══ The records

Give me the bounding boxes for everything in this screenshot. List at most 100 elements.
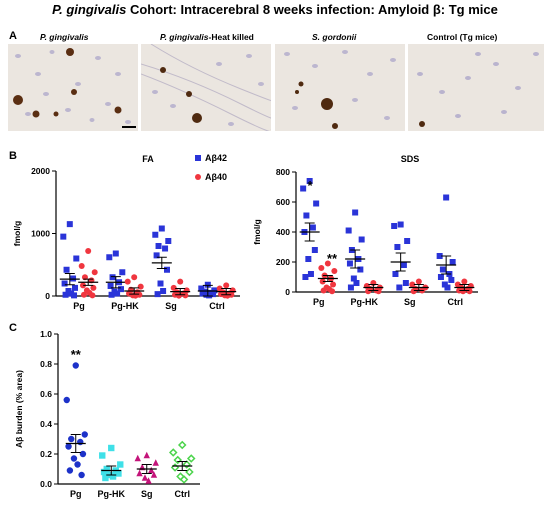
fa-point: [78, 263, 85, 269]
burden-y-label: Aβ burden (% area): [14, 370, 24, 448]
burden-point: [108, 444, 115, 452]
sds-y-tick-label: 400: [276, 227, 290, 237]
fa-point: [72, 284, 78, 291]
sds-point: [302, 274, 309, 280]
burden-point: [170, 463, 180, 472]
fa-x-tick-label: Pg-HK: [111, 301, 139, 311]
sds-point: [449, 259, 456, 265]
panel-label-a: A: [9, 30, 17, 42]
micrograph-ctrl: [408, 44, 544, 131]
sds-point: [329, 288, 336, 295]
fa-point: [62, 291, 69, 298]
fa-point: [108, 291, 115, 298]
sds-x-tick-label: Sg: [404, 297, 416, 307]
sds-point: [460, 288, 467, 295]
sds-point: [437, 274, 444, 280]
sds-point: [400, 262, 407, 268]
legend-ab42-marker: [195, 155, 201, 161]
burden-point: [168, 448, 178, 457]
burden-point: [115, 470, 122, 477]
fa-point: [124, 278, 131, 285]
sds-point: [448, 277, 455, 283]
fa-point: [80, 282, 86, 289]
fa-point: [132, 292, 139, 299]
fa-y-tick-label: 1000: [31, 229, 50, 239]
sds-point: [345, 227, 352, 234]
sds-point: [404, 238, 411, 244]
fa-point: [204, 281, 211, 288]
fa-point: [91, 269, 98, 276]
sds-point: [409, 281, 416, 288]
fa-point: [158, 225, 165, 232]
fa-point: [182, 292, 189, 299]
fa-y-tick-label: 2000: [31, 166, 50, 176]
fa-point: [199, 290, 206, 297]
fa-point: [131, 274, 138, 281]
sds-point: [357, 266, 364, 273]
fa-point: [73, 255, 80, 262]
legend-ab40-marker: [195, 174, 201, 180]
burden-point: [152, 459, 159, 466]
burden-y-tick-label: 0.2: [40, 449, 52, 459]
sds-point: [352, 209, 359, 216]
burden-x-tick-label: Pg: [70, 489, 82, 499]
fa-point: [80, 291, 87, 298]
sds-y-tick-label: 800: [276, 167, 290, 177]
burden-point: [68, 435, 75, 443]
sds-point: [324, 260, 331, 267]
burden-point: [134, 454, 141, 462]
fa-point: [162, 245, 169, 252]
sds-x-tick-label: Pg: [313, 297, 325, 307]
fa-point: [155, 243, 162, 249]
sds-point: [311, 247, 318, 253]
burden-point: [117, 461, 124, 468]
sds-significance-star: *: [307, 178, 313, 193]
fa-point: [112, 250, 119, 257]
burden-point: [179, 475, 189, 484]
fa-point: [106, 254, 113, 261]
legend-ab42-label: Aβ42: [205, 153, 227, 163]
burden-point: [109, 473, 117, 480]
burden-point: [143, 451, 150, 459]
burden-point: [77, 438, 84, 446]
sds-point: [319, 278, 326, 285]
burden-point: [102, 474, 109, 482]
fa-point: [152, 231, 159, 238]
burden-significance-stars: **: [71, 347, 82, 362]
sds-point: [396, 284, 403, 291]
burden-point: [186, 454, 196, 463]
burden-x-tick-label: Pg-HK: [98, 489, 126, 499]
fa-point: [114, 290, 121, 297]
sds-y-tick-label: 600: [276, 197, 290, 207]
burden-point: [177, 440, 187, 450]
burden-point: [185, 467, 194, 477]
sds-point: [415, 278, 422, 285]
sds-point: [300, 185, 307, 192]
sds-point: [346, 260, 353, 267]
sds-point: [347, 284, 354, 291]
burden-y-tick-label: 0.0: [40, 479, 52, 489]
burden-y-tick-label: 1.0: [40, 329, 52, 339]
burden-point: [99, 452, 106, 459]
burden-point: [81, 431, 88, 438]
fa-point: [177, 278, 184, 285]
fa-title: FA: [142, 154, 154, 164]
sds-point: [331, 268, 338, 274]
sds-point: [365, 288, 372, 295]
fa-point: [198, 285, 205, 292]
sds-point: [391, 223, 398, 229]
burden-point: [150, 471, 158, 478]
sds-point: [303, 212, 310, 219]
fa-x-tick-label: Sg: [165, 301, 177, 311]
burden-point: [72, 362, 79, 369]
fa-point: [60, 233, 67, 240]
burden-point: [176, 472, 185, 481]
sds-point: [436, 253, 443, 259]
fa-point: [223, 282, 230, 289]
burden-point: [74, 461, 81, 468]
fa-point: [164, 266, 170, 273]
micrograph-caption-sg: S. gordonii: [312, 32, 357, 42]
sds-point: [410, 288, 417, 295]
burden-point: [148, 466, 155, 474]
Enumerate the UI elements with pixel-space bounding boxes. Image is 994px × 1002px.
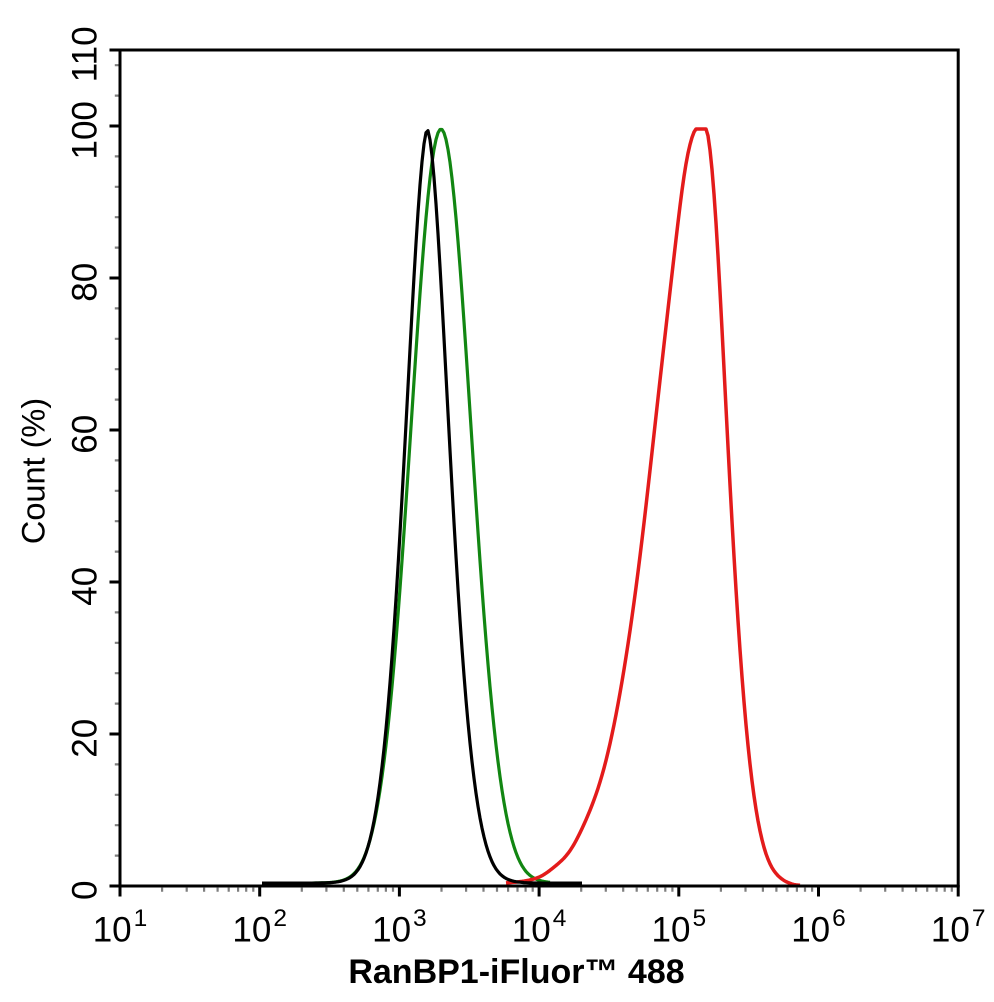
svg-text:60: 60 (65, 415, 104, 454)
svg-text:100: 100 (65, 101, 104, 159)
svg-text:40: 40 (65, 567, 104, 606)
svg-text:80: 80 (65, 263, 104, 302)
svg-text:Count (%): Count (%) (16, 398, 52, 544)
svg-text:110: 110 (65, 26, 104, 82)
svg-text:0: 0 (65, 881, 104, 900)
svg-text:RanBP1-iFluor™ 488: RanBP1-iFluor™ 488 (348, 953, 684, 991)
svg-text:20: 20 (65, 719, 104, 758)
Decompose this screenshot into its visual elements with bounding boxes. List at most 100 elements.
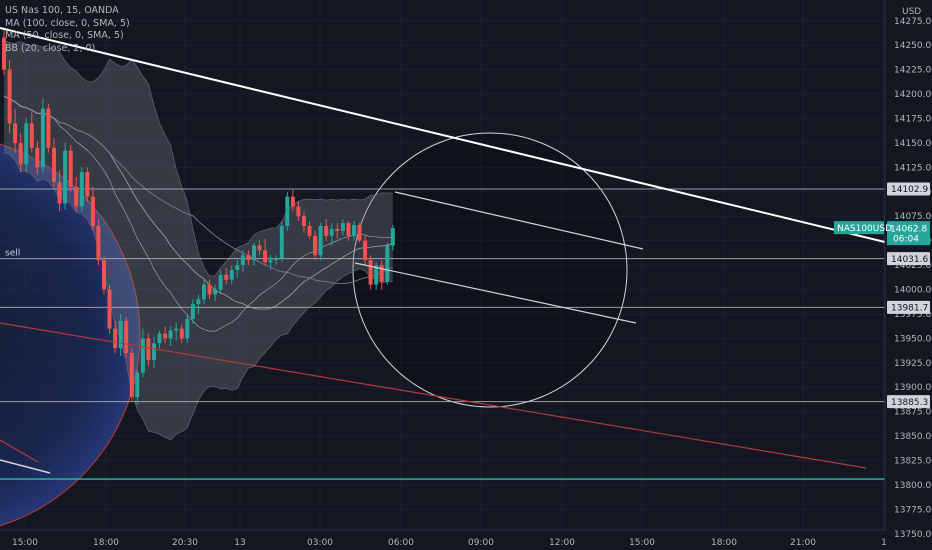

════

> **Brief**
Give back every line of the items above unchanged, without the pictures.

> **Reply**
Give me the bounding boxes for everything in this screenshot. List at most 100 elements.
fa-point: [78, 263, 85, 269]
burden-y-label: Aβ burden (% area): [14, 370, 24, 448]
burden-point: [108, 444, 115, 452]
sds-y-tick-label: 400: [276, 227, 290, 237]
fa-point: [72, 284, 78, 291]
sds-point: [302, 274, 309, 280]
burden-point: [170, 463, 180, 472]
fa-x-tick-label: Pg-HK: [111, 301, 139, 311]
sds-point: [449, 259, 456, 265]
panel-label-a: A: [9, 30, 17, 42]
micrograph-ctrl: [408, 44, 544, 131]
sds-point: [329, 288, 336, 295]
fa-point: [62, 291, 69, 298]
fa-point: [108, 291, 115, 298]
sds-x-tick-label: Sg: [404, 297, 416, 307]
sds-point: [460, 288, 467, 295]
sds-point: [437, 274, 444, 280]
sds-point: [400, 262, 407, 268]
legend-ab42-marker: [195, 155, 201, 161]
burden-point: [168, 448, 178, 457]
burden-point: [115, 470, 122, 477]
fa-point: [124, 278, 131, 285]
sds-point: [448, 277, 455, 283]
fa-point: [80, 282, 86, 289]
fa-point: [132, 292, 139, 299]
fa-y-tick-label: 1000: [31, 229, 50, 239]
sds-point: [345, 227, 352, 234]
sds-point: [404, 238, 411, 244]
fa-point: [204, 281, 211, 288]
fa-point: [91, 269, 98, 276]
sds-point: [409, 281, 416, 288]
fa-point: [158, 225, 165, 232]
fa-point: [182, 292, 189, 299]
fa-y-tick-label: 2000: [31, 166, 50, 176]
fa-point: [199, 290, 206, 297]
fa-point: [131, 274, 138, 281]
sds-point: [357, 266, 364, 273]
fa-point: [73, 255, 80, 262]
legend-ab40-marker: [195, 174, 201, 180]
burden-point: [152, 459, 159, 466]
burden-y-tick-label: 0.2: [40, 449, 52, 459]
sds-point: [352, 209, 359, 216]
burden-x-tick-label: Pg: [70, 489, 82, 499]
fa-point: [80, 291, 87, 298]
sds-y-tick-label: 800: [276, 167, 290, 177]
burden-point: [68, 435, 75, 443]
sds-point: [324, 260, 331, 267]
burden-point: [134, 454, 141, 462]
fa-point: [162, 245, 169, 252]
sds-x-tick-label: Pg: [313, 297, 325, 307]
fa-point: [155, 243, 162, 249]
sds-point: [311, 247, 318, 253]
burden-point: [117, 461, 124, 468]
sds-significance-star: *: [307, 178, 313, 193]
fa-point: [112, 250, 119, 257]
burden-point: [179, 475, 189, 484]
fa-point: [106, 254, 113, 261]
legend-ab42-label: Aβ42: [205, 153, 227, 163]
burden-point: [109, 473, 117, 480]
burden-point: [143, 451, 150, 459]
burden-point: [77, 438, 84, 446]
sds-point: [319, 278, 326, 285]
burden-point: [102, 474, 109, 482]
fa-point: [152, 231, 159, 238]
burden-significance-stars: **: [71, 347, 82, 362]
sds-point: [396, 284, 403, 291]
burden-point: [186, 454, 196, 463]
burden-x-tick-label: Pg-HK: [98, 489, 126, 499]
fa-point: [114, 290, 121, 297]
sds-y-tick-label: 600: [276, 197, 290, 207]
burden-point: [177, 440, 187, 450]
burden-point: [185, 467, 194, 477]
sds-point: [415, 278, 422, 285]
sds-point: [300, 185, 307, 192]
sds-point: [346, 260, 353, 267]
sds-point: [347, 284, 354, 291]
burden-y-tick-label: 0.0: [40, 479, 52, 489]
burden-y-tick-label: 1.0: [40, 329, 52, 339]
burden-point: [99, 452, 106, 459]
burden-point: [81, 431, 88, 438]
fa-point: [177, 278, 184, 285]
fa-title: FA: [142, 154, 154, 164]
sds-point: [331, 268, 338, 274]
sds-point: [365, 288, 372, 295]
fa-point: [198, 285, 205, 292]
sds-point: [391, 223, 398, 229]
burden-point: [150, 471, 158, 478]
sds-point: [303, 212, 310, 219]
fa-x-tick-label: Sg: [165, 301, 177, 311]
burden-point: [72, 362, 79, 369]
fa-point: [60, 233, 67, 240]
burden-point: [176, 472, 185, 481]
sds-point: [436, 253, 443, 259]
fa-point: [223, 282, 230, 289]
burden-point: [74, 461, 81, 468]
fa-point: [164, 266, 170, 273]
micrograph-caption-sg: S. gordonii: [312, 32, 357, 42]
sds-point: [410, 288, 417, 295]
burden-point: [148, 466, 155, 474]
Enumerate the UI elements with pixel-space bounding boxes. Image is 994px × 1002px.
svg-text:60: 60 (65, 415, 104, 454)
svg-text:100: 100 (65, 101, 104, 159)
svg-text:40: 40 (65, 567, 104, 606)
svg-text:80: 80 (65, 263, 104, 302)
svg-text:Count (%): Count (%) (16, 398, 52, 544)
svg-text:110: 110 (65, 26, 104, 82)
svg-text:0: 0 (65, 881, 104, 900)
svg-text:RanBP1-iFluor™ 488: RanBP1-iFluor™ 488 (348, 953, 684, 991)
svg-text:20: 20 (65, 719, 104, 758)
Decompose this screenshot into its visual elements with bounding boxes. List at most 100 elements.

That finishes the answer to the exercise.